VOCI |

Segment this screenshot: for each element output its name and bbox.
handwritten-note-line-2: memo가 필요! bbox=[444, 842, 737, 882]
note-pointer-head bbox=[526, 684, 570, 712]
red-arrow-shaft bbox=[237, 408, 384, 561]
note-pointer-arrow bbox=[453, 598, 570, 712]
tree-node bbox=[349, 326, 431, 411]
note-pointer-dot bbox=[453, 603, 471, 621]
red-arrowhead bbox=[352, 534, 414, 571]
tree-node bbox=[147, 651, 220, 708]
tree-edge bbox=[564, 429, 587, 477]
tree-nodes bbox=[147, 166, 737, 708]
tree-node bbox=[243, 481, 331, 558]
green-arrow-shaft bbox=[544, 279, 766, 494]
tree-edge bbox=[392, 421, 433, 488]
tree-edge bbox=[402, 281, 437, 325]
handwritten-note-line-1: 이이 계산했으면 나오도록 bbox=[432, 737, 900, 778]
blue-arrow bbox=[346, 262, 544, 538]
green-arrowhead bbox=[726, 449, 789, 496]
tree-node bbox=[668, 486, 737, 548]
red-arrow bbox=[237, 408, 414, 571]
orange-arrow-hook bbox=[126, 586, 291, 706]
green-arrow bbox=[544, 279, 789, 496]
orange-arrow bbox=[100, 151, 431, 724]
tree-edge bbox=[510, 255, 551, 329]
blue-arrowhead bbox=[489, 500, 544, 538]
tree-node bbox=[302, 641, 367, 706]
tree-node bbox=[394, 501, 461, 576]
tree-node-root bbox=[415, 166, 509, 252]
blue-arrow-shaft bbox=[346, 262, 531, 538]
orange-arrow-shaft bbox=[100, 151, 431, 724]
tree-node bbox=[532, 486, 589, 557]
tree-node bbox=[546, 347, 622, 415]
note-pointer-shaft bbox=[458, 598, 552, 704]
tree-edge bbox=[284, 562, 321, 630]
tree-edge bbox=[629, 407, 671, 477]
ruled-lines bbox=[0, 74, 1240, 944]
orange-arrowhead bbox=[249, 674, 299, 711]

LAVORO DA SVOLGERE | Per favore, ricopia tutte le righe dei record qui sopra senza cambiare nulla.

SOLUZIONE |
Segment this screenshot: for each element output its name and bbox.
handwritten-note-line-2: memo가 필요! bbox=[444, 842, 737, 882]
note-pointer-head bbox=[526, 684, 570, 712]
red-arrow-shaft bbox=[237, 408, 384, 561]
note-pointer-arrow bbox=[453, 598, 570, 712]
tree-node bbox=[349, 326, 431, 411]
note-pointer-dot bbox=[453, 603, 471, 621]
red-arrowhead bbox=[352, 534, 414, 571]
tree-node bbox=[147, 651, 220, 708]
tree-edge bbox=[564, 429, 587, 477]
tree-nodes bbox=[147, 166, 737, 708]
tree-node bbox=[243, 481, 331, 558]
green-arrow-shaft bbox=[544, 279, 766, 494]
tree-edge bbox=[392, 421, 433, 488]
tree-edge bbox=[402, 281, 437, 325]
handwritten-note-line-1: 이이 계산했으면 나오도록 bbox=[432, 737, 900, 778]
blue-arrow bbox=[346, 262, 544, 538]
green-arrowhead bbox=[726, 449, 789, 496]
tree-node bbox=[668, 486, 737, 548]
red-arrow bbox=[237, 408, 414, 571]
orange-arrow-hook bbox=[126, 586, 291, 706]
green-arrow bbox=[544, 279, 789, 496]
orange-arrow bbox=[100, 151, 431, 724]
tree-edge bbox=[510, 255, 551, 329]
blue-arrowhead bbox=[489, 500, 544, 538]
tree-node bbox=[302, 641, 367, 706]
tree-node bbox=[394, 501, 461, 576]
tree-node-root bbox=[415, 166, 509, 252]
blue-arrow-shaft bbox=[346, 262, 531, 538]
orange-arrow-shaft bbox=[100, 151, 431, 724]
tree-node bbox=[532, 486, 589, 557]
tree-node bbox=[546, 347, 622, 415]
note-pointer-shaft bbox=[458, 598, 552, 704]
tree-edge bbox=[284, 562, 321, 630]
tree-edge bbox=[629, 407, 671, 477]
ruled-lines bbox=[0, 74, 1240, 944]
orange-arrowhead bbox=[249, 674, 299, 711]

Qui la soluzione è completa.